START Stored rows

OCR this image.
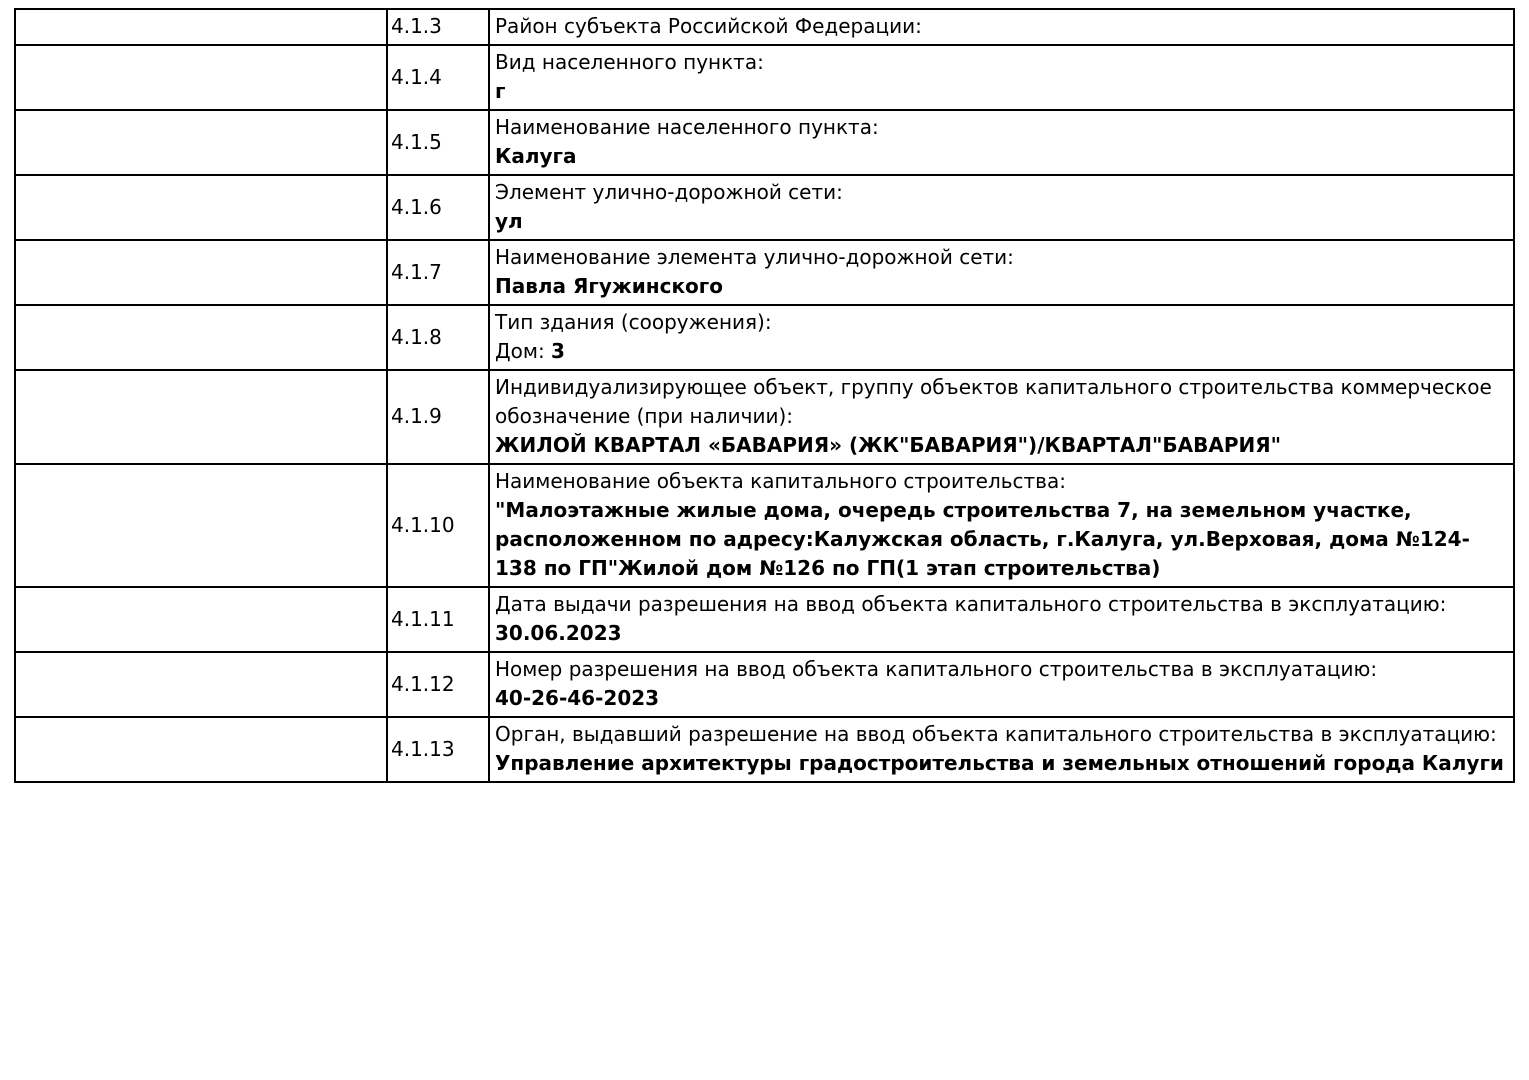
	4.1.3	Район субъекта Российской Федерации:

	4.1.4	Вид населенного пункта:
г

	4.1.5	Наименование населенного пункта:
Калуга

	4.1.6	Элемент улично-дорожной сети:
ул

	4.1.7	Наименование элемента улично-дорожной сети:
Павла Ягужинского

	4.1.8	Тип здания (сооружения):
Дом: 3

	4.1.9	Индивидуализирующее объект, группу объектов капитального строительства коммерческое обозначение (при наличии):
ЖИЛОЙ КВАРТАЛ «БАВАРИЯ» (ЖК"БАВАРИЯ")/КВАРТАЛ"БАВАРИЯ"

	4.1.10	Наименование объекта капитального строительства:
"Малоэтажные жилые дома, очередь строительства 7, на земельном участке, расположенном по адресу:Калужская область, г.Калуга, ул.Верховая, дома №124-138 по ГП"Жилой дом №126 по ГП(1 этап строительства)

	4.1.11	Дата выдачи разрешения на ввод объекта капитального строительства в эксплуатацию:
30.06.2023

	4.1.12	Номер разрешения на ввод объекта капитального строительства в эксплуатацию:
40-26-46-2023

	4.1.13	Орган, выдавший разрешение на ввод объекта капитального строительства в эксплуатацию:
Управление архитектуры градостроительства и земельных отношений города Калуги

END Stored rows
START Stored rows

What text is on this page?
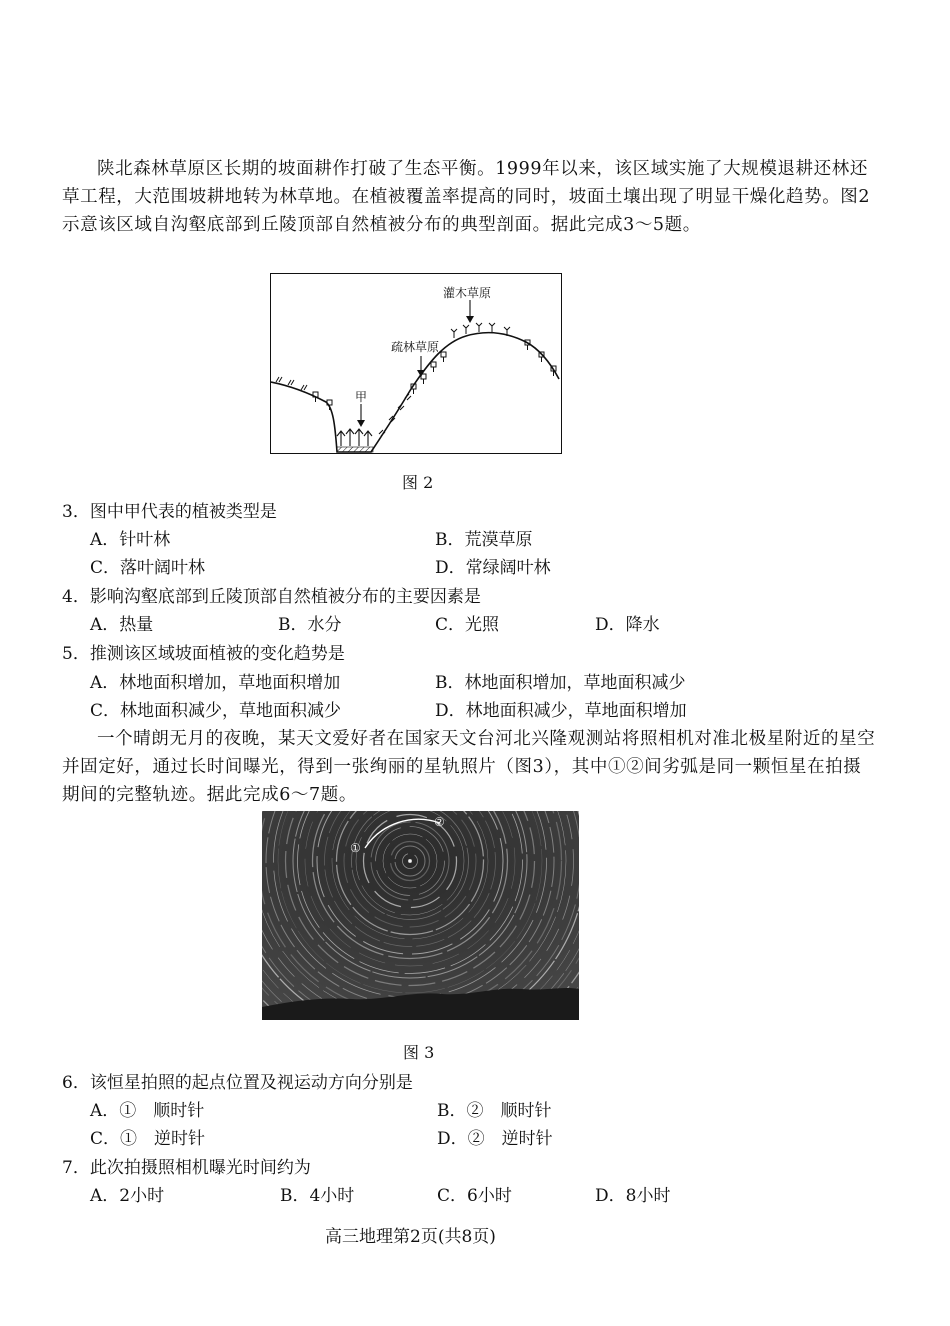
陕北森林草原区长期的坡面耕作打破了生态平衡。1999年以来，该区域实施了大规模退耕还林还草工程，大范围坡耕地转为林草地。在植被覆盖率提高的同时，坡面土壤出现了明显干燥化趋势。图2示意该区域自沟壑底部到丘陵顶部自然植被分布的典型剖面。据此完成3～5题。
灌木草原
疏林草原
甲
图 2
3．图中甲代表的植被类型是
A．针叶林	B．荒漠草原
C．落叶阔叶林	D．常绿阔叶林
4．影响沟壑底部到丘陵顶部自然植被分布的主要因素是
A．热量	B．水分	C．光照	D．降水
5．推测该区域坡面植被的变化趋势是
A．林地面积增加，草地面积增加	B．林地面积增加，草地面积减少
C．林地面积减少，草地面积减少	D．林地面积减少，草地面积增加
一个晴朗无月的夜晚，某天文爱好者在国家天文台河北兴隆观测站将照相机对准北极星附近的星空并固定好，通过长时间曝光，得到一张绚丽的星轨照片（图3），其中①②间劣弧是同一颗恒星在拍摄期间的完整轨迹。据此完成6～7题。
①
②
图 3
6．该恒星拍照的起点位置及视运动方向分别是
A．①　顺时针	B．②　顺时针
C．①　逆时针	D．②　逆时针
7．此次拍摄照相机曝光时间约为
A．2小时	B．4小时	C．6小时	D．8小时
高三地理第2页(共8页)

END Stored rows

Show every line in the entries where the string "объекта" occurs.

• Written answer:
	4.1.10	Наименование объекта капитального строительства:
	4.1.11	Дата выдачи разрешения на ввод объекта капитального строительства в эксплуатацию:
	4.1.12	Номер разрешения на ввод объекта капитального строительства в эксплуатацию:
	4.1.13	Орган, выдавший разрешение на ввод объекта капитального строительства в эксплуатацию:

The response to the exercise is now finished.